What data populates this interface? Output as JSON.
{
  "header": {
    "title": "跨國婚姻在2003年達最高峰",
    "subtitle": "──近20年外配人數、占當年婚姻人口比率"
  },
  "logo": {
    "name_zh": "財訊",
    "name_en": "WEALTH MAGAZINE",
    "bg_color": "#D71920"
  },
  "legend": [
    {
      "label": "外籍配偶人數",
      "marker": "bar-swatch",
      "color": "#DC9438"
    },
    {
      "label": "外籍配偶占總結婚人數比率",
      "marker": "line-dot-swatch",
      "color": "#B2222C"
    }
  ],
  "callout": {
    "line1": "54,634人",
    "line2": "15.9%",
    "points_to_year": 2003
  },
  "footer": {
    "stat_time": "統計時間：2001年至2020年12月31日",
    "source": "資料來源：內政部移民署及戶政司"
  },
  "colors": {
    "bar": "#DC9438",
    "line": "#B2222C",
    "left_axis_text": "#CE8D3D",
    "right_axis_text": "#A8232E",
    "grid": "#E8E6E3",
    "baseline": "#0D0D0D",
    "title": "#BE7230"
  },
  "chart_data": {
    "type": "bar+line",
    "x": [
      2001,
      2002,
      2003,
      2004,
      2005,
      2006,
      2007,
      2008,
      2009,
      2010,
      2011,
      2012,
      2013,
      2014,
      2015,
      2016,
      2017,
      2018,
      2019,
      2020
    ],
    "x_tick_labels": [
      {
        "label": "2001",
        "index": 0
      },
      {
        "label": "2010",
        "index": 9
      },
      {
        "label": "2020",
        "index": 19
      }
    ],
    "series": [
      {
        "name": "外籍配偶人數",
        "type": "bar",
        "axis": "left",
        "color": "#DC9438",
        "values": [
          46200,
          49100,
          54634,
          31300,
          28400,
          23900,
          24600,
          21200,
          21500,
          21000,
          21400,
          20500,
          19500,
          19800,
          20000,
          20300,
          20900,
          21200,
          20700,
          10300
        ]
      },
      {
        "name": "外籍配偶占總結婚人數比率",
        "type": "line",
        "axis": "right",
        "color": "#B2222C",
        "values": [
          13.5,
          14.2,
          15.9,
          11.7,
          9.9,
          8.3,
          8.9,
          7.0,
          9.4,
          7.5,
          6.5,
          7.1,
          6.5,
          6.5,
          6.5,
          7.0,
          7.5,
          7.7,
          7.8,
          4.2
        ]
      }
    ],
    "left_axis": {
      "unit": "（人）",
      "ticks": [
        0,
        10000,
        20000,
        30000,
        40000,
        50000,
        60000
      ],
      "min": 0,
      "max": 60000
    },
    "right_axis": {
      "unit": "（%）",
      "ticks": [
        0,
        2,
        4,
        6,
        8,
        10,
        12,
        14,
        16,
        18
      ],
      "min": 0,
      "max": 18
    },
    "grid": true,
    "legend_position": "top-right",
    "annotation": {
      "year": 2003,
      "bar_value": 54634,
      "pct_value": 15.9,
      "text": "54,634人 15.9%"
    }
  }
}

━━━

TASK REQUIREMENTS:
Go through the material above line by line and copy it exactly.

COMPLETED TASK:
What data populates this interface? Output as JSON.
{
  "header": {
    "title": "跨國婚姻在2003年達最高峰",
    "subtitle": "──近20年外配人數、占當年婚姻人口比率"
  },
  "logo": {
    "name_zh": "財訊",
    "name_en": "WEALTH MAGAZINE",
    "bg_color": "#D71920"
  },
  "legend": [
    {
      "label": "外籍配偶人數",
      "marker": "bar-swatch",
      "color": "#DC9438"
    },
    {
      "label": "外籍配偶占總結婚人數比率",
      "marker": "line-dot-swatch",
      "color": "#B2222C"
    }
  ],
  "callout": {
    "line1": "54,634人",
    "line2": "15.9%",
    "points_to_year": 2003
  },
  "footer": {
    "stat_time": "統計時間：2001年至2020年12月31日",
    "source": "資料來源：內政部移民署及戶政司"
  },
  "colors": {
    "bar": "#DC9438",
    "line": "#B2222C",
    "left_axis_text": "#CE8D3D",
    "right_axis_text": "#A8232E",
    "grid": "#E8E6E3",
    "baseline": "#0D0D0D",
    "title": "#BE7230"
  },
  "chart_data": {
    "type": "bar+line",
    "x": [
      2001,
      2002,
      2003,
      2004,
      2005,
      2006,
      2007,
      2008,
      2009,
      2010,
      2011,
      2012,
      2013,
      2014,
      2015,
      2016,
      2017,
      2018,
      2019,
      2020
    ],
    "x_tick_labels": [
      {
        "label": "2001",
        "index": 0
      },
      {
        "label": "2010",
        "index": 9
      },
      {
        "label": "2020",
        "index": 19
      }
    ],
    "series": [
      {
        "name": "外籍配偶人數",
        "type": "bar",
        "axis": "left",
        "color": "#DC9438",
        "values": [
          46200,
          49100,
          54634,
          31300,
          28400,
          23900,
          24600,
          21200,
          21500,
          21000,
          21400,
          20500,
          19500,
          19800,
          20000,
          20300,
          20900,
          21200,
          20700,
          10300
        ]
      },
      {
        "name": "外籍配偶占總結婚人數比率",
        "type": "line",
        "axis": "right",
        "color": "#B2222C",
        "values": [
          13.5,
          14.2,
          15.9,
          11.7,
          9.9,
          8.3,
          8.9,
          7.0,
          9.4,
          7.5,
          6.5,
          7.1,
          6.5,
          6.5,
          6.5,
          7.0,
          7.5,
          7.7,
          7.8,
          4.2
        ]
      }
    ],
    "left_axis": {
      "unit": "（人）",
      "ticks": [
        0,
        10000,
        20000,
        30000,
        40000,
        50000,
        60000
      ],
      "min": 0,
      "max": 60000
    },
    "right_axis": {
      "unit": "（%）",
      "ticks": [
        0,
        2,
        4,
        6,
        8,
        10,
        12,
        14,
        16,
        18
      ],
      "min": 0,
      "max": 18
    },
    "grid": true,
    "legend_position": "top-right",
    "annotation": {
      "year": 2003,
      "bar_value": 54634,
      "pct_value": 15.9,
      "text": "54,634人 15.9%"
    }
  }
}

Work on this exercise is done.